* start DATASET ENTRIES *
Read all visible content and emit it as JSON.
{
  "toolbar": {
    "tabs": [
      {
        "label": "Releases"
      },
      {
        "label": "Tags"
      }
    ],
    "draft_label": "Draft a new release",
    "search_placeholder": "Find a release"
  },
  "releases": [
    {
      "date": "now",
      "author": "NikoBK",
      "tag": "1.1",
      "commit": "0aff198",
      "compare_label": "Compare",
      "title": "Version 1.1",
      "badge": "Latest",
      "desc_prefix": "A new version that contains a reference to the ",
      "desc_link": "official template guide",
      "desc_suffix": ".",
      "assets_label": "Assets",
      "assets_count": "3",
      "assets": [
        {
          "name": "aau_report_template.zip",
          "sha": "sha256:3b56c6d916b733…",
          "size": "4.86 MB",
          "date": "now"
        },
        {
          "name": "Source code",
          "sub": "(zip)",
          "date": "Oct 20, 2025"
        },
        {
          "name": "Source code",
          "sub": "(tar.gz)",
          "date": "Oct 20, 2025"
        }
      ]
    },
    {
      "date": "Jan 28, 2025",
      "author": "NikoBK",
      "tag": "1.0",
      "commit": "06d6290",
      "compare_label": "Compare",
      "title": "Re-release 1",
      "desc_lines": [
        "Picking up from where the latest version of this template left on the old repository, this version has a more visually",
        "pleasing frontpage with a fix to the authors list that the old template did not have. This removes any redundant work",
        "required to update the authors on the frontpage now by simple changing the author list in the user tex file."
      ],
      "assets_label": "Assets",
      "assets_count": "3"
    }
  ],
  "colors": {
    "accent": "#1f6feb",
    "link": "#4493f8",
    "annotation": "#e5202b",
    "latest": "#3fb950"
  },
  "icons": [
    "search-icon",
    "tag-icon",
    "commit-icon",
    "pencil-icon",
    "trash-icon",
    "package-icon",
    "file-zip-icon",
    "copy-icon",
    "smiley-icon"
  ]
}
* end DATASET ENTRIES *
**REQUEST:**
Reproduce each record exactly, leaving nothing out.

**ANSWER TO THE TASK:**
Read all visible content and emit it as JSON.
{
  "toolbar": {
    "tabs": [
      {
        "label": "Releases"
      },
      {
        "label": "Tags"
      }
    ],
    "draft_label": "Draft a new release",
    "search_placeholder": "Find a release"
  },
  "releases": [
    {
      "date": "now",
      "author": "NikoBK",
      "tag": "1.1",
      "commit": "0aff198",
      "compare_label": "Compare",
      "title": "Version 1.1",
      "badge": "Latest",
      "desc_prefix": "A new version that contains a reference to the ",
      "desc_link": "official template guide",
      "desc_suffix": ".",
      "assets_label": "Assets",
      "assets_count": "3",
      "assets": [
        {
          "name": "aau_report_template.zip",
          "sha": "sha256:3b56c6d916b733…",
          "size": "4.86 MB",
          "date": "now"
        },
        {
          "name": "Source code",
          "sub": "(zip)",
          "date": "Oct 20, 2025"
        },
        {
          "name": "Source code",
          "sub": "(tar.gz)",
          "date": "Oct 20, 2025"
        }
      ]
    },
    {
      "date": "Jan 28, 2025",
      "author": "NikoBK",
      "tag": "1.0",
      "commit": "06d6290",
      "compare_label": "Compare",
      "title": "Re-release 1",
      "desc_lines": [
        "Picking up from where the latest version of this template left on the old repository, this version has a more visually",
        "pleasing frontpage with a fix to the authors list that the old template did not have. This removes any redundant work",
        "required to update the authors on the frontpage now by simple changing the author list in the user tex file."
      ],
      "assets_label": "Assets",
      "assets_count": "3"
    }
  ],
  "colors": {
    "accent": "#1f6feb",
    "link": "#4493f8",
    "annotation": "#e5202b",
    "latest": "#3fb950"
  },
  "icons": [
    "search-icon",
    "tag-icon",
    "commit-icon",
    "pencil-icon",
    "trash-icon",
    "package-icon",
    "file-zip-icon",
    "copy-icon",
    "smiley-icon"
  ]
}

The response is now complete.